### YOUR TASK
Gather up every line from the entries below that uses the word "content".
::: MATERIAL SUPPLIED :::
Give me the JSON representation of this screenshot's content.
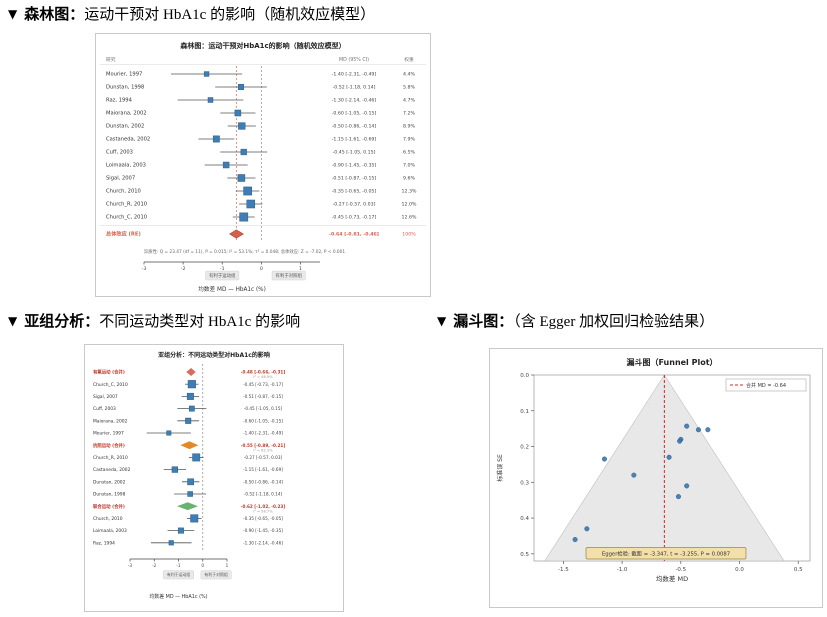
{
  "page": {
    "background": "#ffffff"
  },
  "sections": {
    "forest": {
      "marker": "▼",
      "label": "森林图：",
      "title_rest": "运动干预对 HbA1c 的影响（随机效应模型）"
    },
    "subgroup": {
      "marker": "▼",
      "label": "亚组分析：",
      "title_rest": "不同运动类型对 HbA1c 的影响"
    },
    "funnel": {
      "marker": "▼",
      "label": "漏斗图：",
      "title_rest": "（含 Egger 加权回归检验结果）"
    }
  },
  "chart_data": [
    {
      "id": "forest",
      "type": "forest",
      "title": "森林图：运动干预对HbA1c的影响（随机效应模型）",
      "columns": {
        "study": "研究",
        "md": "MD (95% CI)",
        "weight": "权重"
      },
      "xlabel": "均数差 MD — HbA1c (%)",
      "xlim": [
        -3,
        1.5
      ],
      "xticks": [
        -3,
        -2,
        -1,
        0,
        1
      ],
      "zero_line": 0,
      "pooled_line": -0.64,
      "studies": [
        {
          "label": "Mourier, 1997",
          "md": -1.4,
          "lo": -2.31,
          "hi": -0.49,
          "weight": 4.4,
          "ci_text": "-1.40 [-2.31, -0.49]",
          "weight_text": "4.4%"
        },
        {
          "label": "Dunstan, 1998",
          "md": -0.52,
          "lo": -1.18,
          "hi": 0.14,
          "weight": 5.8,
          "ci_text": "-0.52 [-1.18, 0.14]",
          "weight_text": "5.8%"
        },
        {
          "label": "Raz, 1994",
          "md": -1.3,
          "lo": -2.14,
          "hi": -0.46,
          "weight": 4.7,
          "ci_text": "-1.30 [-2.14, -0.46]",
          "weight_text": "4.7%"
        },
        {
          "label": "Maiorana, 2002",
          "md": -0.6,
          "lo": -1.05,
          "hi": -0.15,
          "weight": 7.2,
          "ci_text": "-0.60 [-1.05, -0.15]",
          "weight_text": "7.2%"
        },
        {
          "label": "Dunstan, 2002",
          "md": -0.5,
          "lo": -0.86,
          "hi": -0.14,
          "weight": 8.9,
          "ci_text": "-0.50 [-0.86, -0.14]",
          "weight_text": "8.9%"
        },
        {
          "label": "Castaneda, 2002",
          "md": -1.15,
          "lo": -1.61,
          "hi": -0.69,
          "weight": 7.9,
          "ci_text": "-1.15 [-1.61, -0.69]",
          "weight_text": "7.9%"
        },
        {
          "label": "Cuff, 2003",
          "md": -0.45,
          "lo": -1.05,
          "hi": 0.15,
          "weight": 6.5,
          "ci_text": "-0.45 [-1.05, 0.15]",
          "weight_text": "6.5%"
        },
        {
          "label": "Loimaala, 2003",
          "md": -0.9,
          "lo": -1.45,
          "hi": -0.35,
          "weight": 7.0,
          "ci_text": "-0.90 [-1.45, -0.35]",
          "weight_text": "7.0%"
        },
        {
          "label": "Sigal, 2007",
          "md": -0.51,
          "lo": -0.87,
          "hi": -0.15,
          "weight": 9.6,
          "ci_text": "-0.51 [-0.87, -0.15]",
          "weight_text": "9.6%"
        },
        {
          "label": "Church, 2010",
          "md": -0.35,
          "lo": -0.65,
          "hi": -0.05,
          "weight": 12.3,
          "ci_text": "-0.35 [-0.65, -0.05]",
          "weight_text": "12.3%"
        },
        {
          "label": "Church_R, 2010",
          "md": -0.27,
          "lo": -0.57,
          "hi": 0.03,
          "weight": 12.0,
          "ci_text": "-0.27 [-0.57, 0.03]",
          "weight_text": "12.0%"
        },
        {
          "label": "Church_C, 2010",
          "md": -0.45,
          "lo": -0.73,
          "hi": -0.17,
          "weight": 12.6,
          "ci_text": "-0.45 [-0.73, -0.17]",
          "weight_text": "12.6%"
        }
      ],
      "overall": {
        "label": "总体效应 (RE)",
        "md": -0.64,
        "lo": -0.81,
        "hi": -0.46,
        "ci_text": "-0.64 [-0.81, -0.46]",
        "weight_text": "100%"
      },
      "heterogeneity": "异质性: Q = 23.47 (df = 11), P = 0.015; I² = 53.1%; τ² = 0.048; 总体效应: Z = -7.02, P < 0.001",
      "footer_left": "有利于运动组",
      "footer_right": "有利于对照组",
      "colors": {
        "square": "#3d7fb5",
        "square_edge": "#2b5c85",
        "overall": "#d6604d",
        "overall_edge": "#b03a2e",
        "pooled_line": "#d6604d",
        "zero_line": "#888888",
        "group_label": "#c0392b"
      }
    },
    {
      "id": "subgroup",
      "type": "forest_grouped",
      "title": "亚组分析：不同运动类型对HbA1c的影响",
      "xlabel": "均数差 MD — HbA1c (%)",
      "xlim": [
        -3,
        1
      ],
      "xticks": [
        -3,
        -2,
        -1,
        0,
        1
      ],
      "zero_line": 0,
      "groups": [
        {
          "name": "有氧运动 (合并)",
          "color": "#d6604d",
          "pooled": {
            "md": -0.48,
            "lo": -0.66,
            "hi": -0.31,
            "ci_text": "-0.48 [-0.66, -0.31]",
            "het_text": "I² = 46.9%"
          },
          "studies": [
            {
              "label": "Church_C, 2010",
              "md": -0.45,
              "lo": -0.73,
              "hi": -0.17,
              "weight": 12.6,
              "ci_text": "-0.45 [-0.73, -0.17]"
            },
            {
              "label": "Sigal, 2007",
              "md": -0.51,
              "lo": -0.87,
              "hi": -0.15,
              "weight": 9.6,
              "ci_text": "-0.51 [-0.87, -0.15]"
            },
            {
              "label": "Cuff, 2003",
              "md": -0.45,
              "lo": -1.05,
              "hi": 0.15,
              "weight": 6.5,
              "ci_text": "-0.45 [-1.05, 0.15]"
            },
            {
              "label": "Maiorana, 2002",
              "md": -0.6,
              "lo": -1.05,
              "hi": -0.15,
              "weight": 7.2,
              "ci_text": "-0.60 [-1.05, -0.15]"
            },
            {
              "label": "Mourier, 1997",
              "md": -1.4,
              "lo": -2.31,
              "hi": -0.49,
              "weight": 4.4,
              "ci_text": "-1.40 [-2.31, -0.49]"
            }
          ]
        },
        {
          "name": "抗阻运动 (合并)",
          "color": "#e08214",
          "pooled": {
            "md": -0.55,
            "lo": -0.89,
            "hi": -0.21,
            "ci_text": "-0.55 [-0.89, -0.21]",
            "het_text": "I² = 62.3%"
          },
          "studies": [
            {
              "label": "Church_R, 2010",
              "md": -0.27,
              "lo": -0.57,
              "hi": 0.03,
              "weight": 12.0,
              "ci_text": "-0.27 [-0.57, 0.03]"
            },
            {
              "label": "Castaneda, 2002",
              "md": -1.15,
              "lo": -1.61,
              "hi": -0.69,
              "weight": 7.9,
              "ci_text": "-1.15 [-1.61, -0.69]"
            },
            {
              "label": "Dunstan, 2002",
              "md": -0.5,
              "lo": -0.86,
              "hi": -0.14,
              "weight": 8.9,
              "ci_text": "-0.50 [-0.86, -0.14]"
            },
            {
              "label": "Dunstan, 1998",
              "md": -0.52,
              "lo": -1.18,
              "hi": 0.14,
              "weight": 5.8,
              "ci_text": "-0.52 [-1.18, 0.14]"
            }
          ]
        },
        {
          "name": "联合运动 (合并)",
          "color": "#5aae61",
          "pooled": {
            "md": -0.62,
            "lo": -1.02,
            "hi": -0.23,
            "ci_text": "-0.62 [-1.02, -0.23]",
            "het_text": "I² = 58.7%"
          },
          "studies": [
            {
              "label": "Church, 2010",
              "md": -0.35,
              "lo": -0.65,
              "hi": -0.05,
              "weight": 12.3,
              "ci_text": "-0.35 [-0.65, -0.05]"
            },
            {
              "label": "Loimaala, 2003",
              "md": -0.9,
              "lo": -1.45,
              "hi": -0.35,
              "weight": 7.0,
              "ci_text": "-0.90 [-1.45, -0.35]"
            },
            {
              "label": "Raz, 1994",
              "md": -1.3,
              "lo": -2.14,
              "hi": -0.46,
              "weight": 4.7,
              "ci_text": "-1.30 [-2.14, -0.46]"
            }
          ]
        }
      ],
      "footer_left": "有利于运动组",
      "footer_right": "有利于对照组",
      "colors": {
        "square": "#3d7fb5",
        "square_edge": "#2b5c85",
        "zero_line": "#888888",
        "group_label": "#c0392b"
      }
    },
    {
      "id": "funnel",
      "type": "scatter",
      "title": "漏斗图（Funnel Plot）",
      "xlabel": "均数差 MD",
      "ylabel": "标准误 SE",
      "xlim": [
        -1.75,
        0.6
      ],
      "ylim": [
        0,
        0.52
      ],
      "xticks": [
        -1.5,
        -1.0,
        -0.5,
        0.0,
        0.5
      ],
      "yticks": [
        0.0,
        0.1,
        0.2,
        0.3,
        0.4,
        0.5
      ],
      "pooled_md": -0.64,
      "legend_label": "合并 MD = -0.64",
      "egger_text": "Egger检验: 截距 = -3.347, t = -3.255, P = 0.0087",
      "points": [
        {
          "md": -1.4,
          "se": 0.46
        },
        {
          "md": -0.52,
          "se": 0.34
        },
        {
          "md": -1.3,
          "se": 0.43
        },
        {
          "md": -0.6,
          "se": 0.23
        },
        {
          "md": -0.5,
          "se": 0.18
        },
        {
          "md": -1.15,
          "se": 0.235
        },
        {
          "md": -0.45,
          "se": 0.31
        },
        {
          "md": -0.9,
          "se": 0.28
        },
        {
          "md": -0.51,
          "se": 0.185
        },
        {
          "md": -0.35,
          "se": 0.153
        },
        {
          "md": -0.27,
          "se": 0.153
        },
        {
          "md": -0.45,
          "se": 0.143
        }
      ],
      "colors": {
        "point": "#3b77b0",
        "point_edge": "#27567f",
        "funnel_fill": "#e4e4e4",
        "funnel_edge": "#b5b5b5",
        "pooled_line": "#d62728",
        "egger_bg": "#f2dfa9",
        "egger_edge": "#9a8748"
      }
    }
  ]
}
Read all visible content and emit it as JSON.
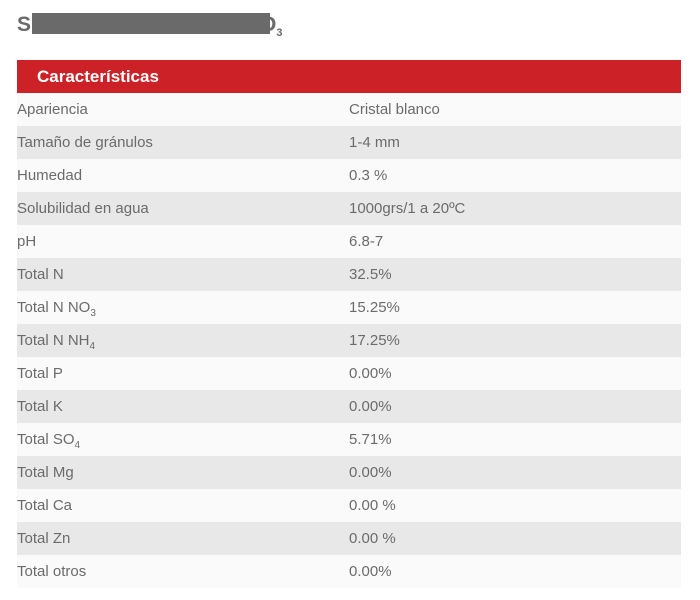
{
  "page": {
    "title": {
      "prefix": "S",
      "suffix": "O",
      "suffix_sub": "3",
      "redacted": true
    }
  },
  "table": {
    "header": "Características",
    "colors": {
      "header_bg": "#cc2127",
      "row_odd_bg": "#fafafa",
      "row_even_bg": "#e8e8e8",
      "text": "#6b6b6b",
      "header_text": "#ffffff",
      "title_text": "#6a6a6a"
    },
    "rows": [
      {
        "label": "Apariencia",
        "sub": "",
        "value": "Cristal blanco"
      },
      {
        "label": "Tamaño de gránulos",
        "sub": "",
        "value": "1-4 mm"
      },
      {
        "label": "Humedad",
        "sub": "",
        "value": "0.3 %"
      },
      {
        "label": "Solubilidad en agua",
        "sub": "",
        "value": "1000grs/1 a 20ºC"
      },
      {
        "label": "pH",
        "sub": "",
        "value": "6.8-7"
      },
      {
        "label": "Total N",
        "sub": "",
        "value": "32.5%"
      },
      {
        "label": "Total N NO",
        "sub": "3",
        "value": "15.25%"
      },
      {
        "label": "Total N NH",
        "sub": "4",
        "value": "17.25%"
      },
      {
        "label": "Total P",
        "sub": "",
        "value": "0.00%"
      },
      {
        "label": "Total K",
        "sub": "",
        "value": "0.00%"
      },
      {
        "label": "Total SO",
        "sub": "4",
        "value": "5.71%"
      },
      {
        "label": "Total Mg",
        "sub": "",
        "value": "0.00%"
      },
      {
        "label": "Total Ca",
        "sub": "",
        "value": "0.00 %"
      },
      {
        "label": "Total Zn",
        "sub": "",
        "value": "0.00 %"
      },
      {
        "label": "Total otros",
        "sub": "",
        "value": "0.00%"
      }
    ]
  }
}
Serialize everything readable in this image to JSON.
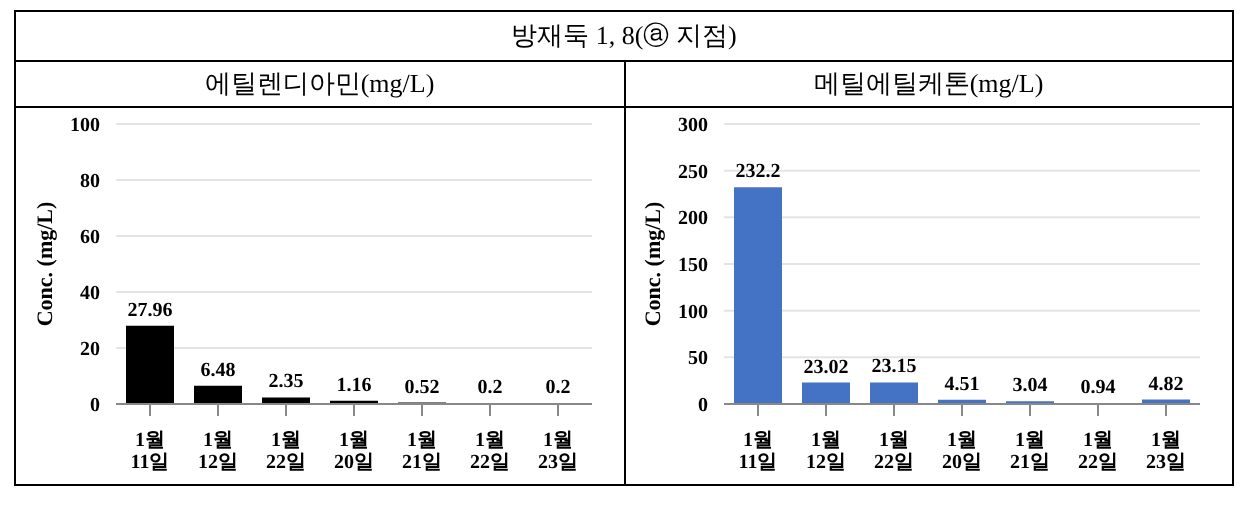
{
  "chart_data": [
    {
      "type": "bar",
      "title": "방재둑 1, 8(ⓐ 지점)",
      "subtitle": "에틸렌디아민(mg/L)",
      "ylabel": "Conc. (mg/L)",
      "categories": [
        "1월 11일",
        "1월 12일",
        "1월 22일",
        "1월 20일",
        "1월 21일",
        "1월 22일",
        "1월 23일"
      ],
      "values": [
        27.96,
        6.48,
        2.35,
        1.16,
        0.52,
        0.2,
        0.2
      ],
      "color": "#000000",
      "ylim": [
        0,
        100
      ],
      "yticks": [
        0,
        20,
        40,
        60,
        80,
        100
      ],
      "grid": "y",
      "data_labels": true
    },
    {
      "type": "bar",
      "subtitle": "메틸에틸케톤(mg/L)",
      "ylabel": "Conc. (mg/L)",
      "categories": [
        "1월 11일",
        "1월 12일",
        "1월 22일",
        "1월 20일",
        "1월 21일",
        "1월 22일",
        "1월 23일"
      ],
      "values": [
        232.2,
        23.02,
        23.15,
        4.51,
        3.04,
        0.94,
        4.82
      ],
      "color": "#4472c4",
      "ylim": [
        0,
        300
      ],
      "yticks": [
        0,
        50,
        100,
        150,
        200,
        250,
        300
      ],
      "grid": "y",
      "data_labels": true
    }
  ]
}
:::
### ANSWER FOR THE TASK
Give me the JSON representation of this screenshot's content.
Read all visible content and emit it as JSON.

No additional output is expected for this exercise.